▸ **What is expected**
Any picture among the records should be left out, please; retype the rest exactly.

[Dataset excerpt]
_ _ _ _ _
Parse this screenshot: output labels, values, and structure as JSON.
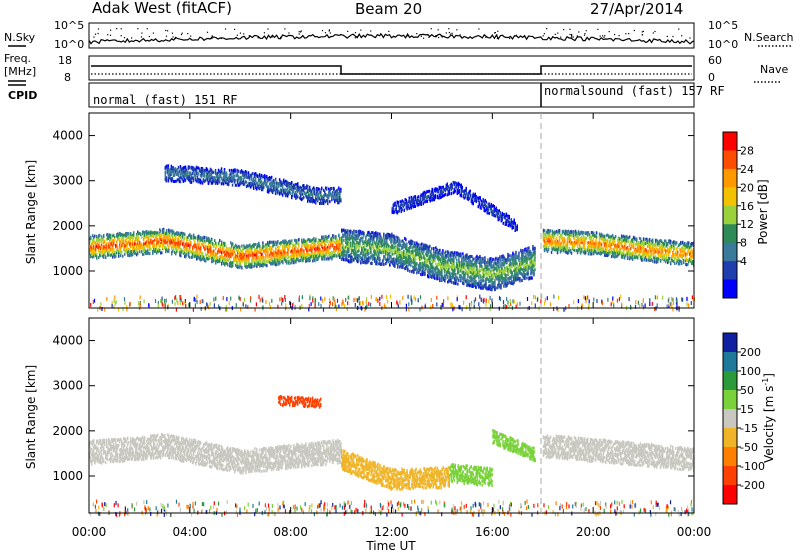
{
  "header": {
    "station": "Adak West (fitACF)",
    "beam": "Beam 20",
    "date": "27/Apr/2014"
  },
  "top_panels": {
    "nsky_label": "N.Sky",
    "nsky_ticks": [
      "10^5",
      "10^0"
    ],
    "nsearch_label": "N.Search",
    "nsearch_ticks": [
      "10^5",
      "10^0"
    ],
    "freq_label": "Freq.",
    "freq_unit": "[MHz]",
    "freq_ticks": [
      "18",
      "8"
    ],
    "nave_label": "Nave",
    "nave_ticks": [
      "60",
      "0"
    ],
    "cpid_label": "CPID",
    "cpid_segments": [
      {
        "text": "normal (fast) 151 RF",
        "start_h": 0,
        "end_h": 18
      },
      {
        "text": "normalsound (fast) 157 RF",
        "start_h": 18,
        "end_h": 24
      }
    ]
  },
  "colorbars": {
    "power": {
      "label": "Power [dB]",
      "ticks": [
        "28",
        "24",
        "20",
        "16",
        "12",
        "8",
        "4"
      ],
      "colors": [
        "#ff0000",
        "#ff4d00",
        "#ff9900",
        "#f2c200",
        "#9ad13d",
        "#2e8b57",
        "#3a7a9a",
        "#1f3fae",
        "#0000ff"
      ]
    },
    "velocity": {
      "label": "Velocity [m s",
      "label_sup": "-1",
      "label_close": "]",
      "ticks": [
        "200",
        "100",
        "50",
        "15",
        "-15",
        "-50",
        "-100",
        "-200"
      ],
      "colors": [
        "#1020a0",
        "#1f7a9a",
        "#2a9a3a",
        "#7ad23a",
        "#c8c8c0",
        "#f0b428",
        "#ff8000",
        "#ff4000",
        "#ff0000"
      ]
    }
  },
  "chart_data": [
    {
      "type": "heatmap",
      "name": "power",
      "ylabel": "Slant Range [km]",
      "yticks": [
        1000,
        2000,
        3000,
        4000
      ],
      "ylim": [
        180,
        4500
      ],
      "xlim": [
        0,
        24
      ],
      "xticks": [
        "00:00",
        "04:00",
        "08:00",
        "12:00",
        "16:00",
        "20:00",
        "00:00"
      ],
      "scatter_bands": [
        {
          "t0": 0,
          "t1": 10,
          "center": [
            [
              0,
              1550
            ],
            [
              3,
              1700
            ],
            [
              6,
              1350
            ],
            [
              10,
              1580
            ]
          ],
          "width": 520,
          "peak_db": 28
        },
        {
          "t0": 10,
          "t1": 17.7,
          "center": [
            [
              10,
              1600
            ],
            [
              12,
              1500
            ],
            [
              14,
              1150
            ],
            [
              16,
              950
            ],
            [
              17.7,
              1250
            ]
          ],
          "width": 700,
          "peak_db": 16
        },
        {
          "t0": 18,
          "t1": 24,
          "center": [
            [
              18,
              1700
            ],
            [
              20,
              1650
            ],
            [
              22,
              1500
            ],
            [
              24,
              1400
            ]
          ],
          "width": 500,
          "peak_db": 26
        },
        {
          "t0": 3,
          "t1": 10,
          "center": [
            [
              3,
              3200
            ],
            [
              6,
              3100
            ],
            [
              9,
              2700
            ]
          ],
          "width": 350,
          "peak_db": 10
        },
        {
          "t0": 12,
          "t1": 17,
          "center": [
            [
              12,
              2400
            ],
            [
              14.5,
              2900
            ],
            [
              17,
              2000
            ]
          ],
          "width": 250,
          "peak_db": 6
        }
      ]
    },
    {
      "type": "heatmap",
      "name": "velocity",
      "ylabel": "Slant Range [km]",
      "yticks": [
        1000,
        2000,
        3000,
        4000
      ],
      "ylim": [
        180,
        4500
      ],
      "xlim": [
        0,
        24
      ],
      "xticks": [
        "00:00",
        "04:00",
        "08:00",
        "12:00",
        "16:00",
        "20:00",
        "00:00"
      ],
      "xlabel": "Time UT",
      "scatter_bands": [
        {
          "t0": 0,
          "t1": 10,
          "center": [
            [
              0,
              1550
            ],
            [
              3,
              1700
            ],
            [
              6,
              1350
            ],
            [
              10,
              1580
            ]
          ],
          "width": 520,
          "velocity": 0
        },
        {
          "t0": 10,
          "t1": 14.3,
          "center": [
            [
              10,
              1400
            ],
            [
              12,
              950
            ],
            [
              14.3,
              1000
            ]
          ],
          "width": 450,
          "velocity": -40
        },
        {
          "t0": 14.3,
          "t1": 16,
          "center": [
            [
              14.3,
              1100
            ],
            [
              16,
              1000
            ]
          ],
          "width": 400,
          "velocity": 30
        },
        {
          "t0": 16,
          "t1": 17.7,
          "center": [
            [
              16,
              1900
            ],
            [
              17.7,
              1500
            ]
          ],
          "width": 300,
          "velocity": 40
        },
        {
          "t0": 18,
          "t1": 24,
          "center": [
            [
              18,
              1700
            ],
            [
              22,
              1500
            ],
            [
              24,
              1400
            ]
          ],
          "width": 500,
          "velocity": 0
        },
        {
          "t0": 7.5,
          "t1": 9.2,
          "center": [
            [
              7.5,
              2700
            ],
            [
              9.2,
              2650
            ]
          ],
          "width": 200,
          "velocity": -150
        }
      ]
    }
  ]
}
_ _ _ _ _
▸ **Answer to this exercise**
Parse this screenshot: output labels, values, and structure as JSON.
{
  "header": {
    "station": "Adak West (fitACF)",
    "beam": "Beam 20",
    "date": "27/Apr/2014"
  },
  "top_panels": {
    "nsky_label": "N.Sky",
    "nsky_ticks": [
      "10^5",
      "10^0"
    ],
    "nsearch_label": "N.Search",
    "nsearch_ticks": [
      "10^5",
      "10^0"
    ],
    "freq_label": "Freq.",
    "freq_unit": "[MHz]",
    "freq_ticks": [
      "18",
      "8"
    ],
    "nave_label": "Nave",
    "nave_ticks": [
      "60",
      "0"
    ],
    "cpid_label": "CPID",
    "cpid_segments": [
      {
        "text": "normal (fast) 151 RF",
        "start_h": 0,
        "end_h": 18
      },
      {
        "text": "normalsound (fast) 157 RF",
        "start_h": 18,
        "end_h": 24
      }
    ]
  },
  "colorbars": {
    "power": {
      "label": "Power [dB]",
      "ticks": [
        "28",
        "24",
        "20",
        "16",
        "12",
        "8",
        "4"
      ],
      "colors": [
        "#ff0000",
        "#ff4d00",
        "#ff9900",
        "#f2c200",
        "#9ad13d",
        "#2e8b57",
        "#3a7a9a",
        "#1f3fae",
        "#0000ff"
      ]
    },
    "velocity": {
      "label": "Velocity [m s",
      "label_sup": "-1",
      "label_close": "]",
      "ticks": [
        "200",
        "100",
        "50",
        "15",
        "-15",
        "-50",
        "-100",
        "-200"
      ],
      "colors": [
        "#1020a0",
        "#1f7a9a",
        "#2a9a3a",
        "#7ad23a",
        "#c8c8c0",
        "#f0b428",
        "#ff8000",
        "#ff4000",
        "#ff0000"
      ]
    }
  },
  "chart_data": [
    {
      "type": "heatmap",
      "name": "power",
      "ylabel": "Slant Range [km]",
      "yticks": [
        1000,
        2000,
        3000,
        4000
      ],
      "ylim": [
        180,
        4500
      ],
      "xlim": [
        0,
        24
      ],
      "xticks": [
        "00:00",
        "04:00",
        "08:00",
        "12:00",
        "16:00",
        "20:00",
        "00:00"
      ],
      "scatter_bands": [
        {
          "t0": 0,
          "t1": 10,
          "center": [
            [
              0,
              1550
            ],
            [
              3,
              1700
            ],
            [
              6,
              1350
            ],
            [
              10,
              1580
            ]
          ],
          "width": 520,
          "peak_db": 28
        },
        {
          "t0": 10,
          "t1": 17.7,
          "center": [
            [
              10,
              1600
            ],
            [
              12,
              1500
            ],
            [
              14,
              1150
            ],
            [
              16,
              950
            ],
            [
              17.7,
              1250
            ]
          ],
          "width": 700,
          "peak_db": 16
        },
        {
          "t0": 18,
          "t1": 24,
          "center": [
            [
              18,
              1700
            ],
            [
              20,
              1650
            ],
            [
              22,
              1500
            ],
            [
              24,
              1400
            ]
          ],
          "width": 500,
          "peak_db": 26
        },
        {
          "t0": 3,
          "t1": 10,
          "center": [
            [
              3,
              3200
            ],
            [
              6,
              3100
            ],
            [
              9,
              2700
            ]
          ],
          "width": 350,
          "peak_db": 10
        },
        {
          "t0": 12,
          "t1": 17,
          "center": [
            [
              12,
              2400
            ],
            [
              14.5,
              2900
            ],
            [
              17,
              2000
            ]
          ],
          "width": 250,
          "peak_db": 6
        }
      ]
    },
    {
      "type": "heatmap",
      "name": "velocity",
      "ylabel": "Slant Range [km]",
      "yticks": [
        1000,
        2000,
        3000,
        4000
      ],
      "ylim": [
        180,
        4500
      ],
      "xlim": [
        0,
        24
      ],
      "xticks": [
        "00:00",
        "04:00",
        "08:00",
        "12:00",
        "16:00",
        "20:00",
        "00:00"
      ],
      "xlabel": "Time UT",
      "scatter_bands": [
        {
          "t0": 0,
          "t1": 10,
          "center": [
            [
              0,
              1550
            ],
            [
              3,
              1700
            ],
            [
              6,
              1350
            ],
            [
              10,
              1580
            ]
          ],
          "width": 520,
          "velocity": 0
        },
        {
          "t0": 10,
          "t1": 14.3,
          "center": [
            [
              10,
              1400
            ],
            [
              12,
              950
            ],
            [
              14.3,
              1000
            ]
          ],
          "width": 450,
          "velocity": -40
        },
        {
          "t0": 14.3,
          "t1": 16,
          "center": [
            [
              14.3,
              1100
            ],
            [
              16,
              1000
            ]
          ],
          "width": 400,
          "velocity": 30
        },
        {
          "t0": 16,
          "t1": 17.7,
          "center": [
            [
              16,
              1900
            ],
            [
              17.7,
              1500
            ]
          ],
          "width": 300,
          "velocity": 40
        },
        {
          "t0": 18,
          "t1": 24,
          "center": [
            [
              18,
              1700
            ],
            [
              22,
              1500
            ],
            [
              24,
              1400
            ]
          ],
          "width": 500,
          "velocity": 0
        },
        {
          "t0": 7.5,
          "t1": 9.2,
          "center": [
            [
              7.5,
              2700
            ],
            [
              9.2,
              2650
            ]
          ],
          "width": 200,
          "velocity": -150
        }
      ]
    }
  ]
}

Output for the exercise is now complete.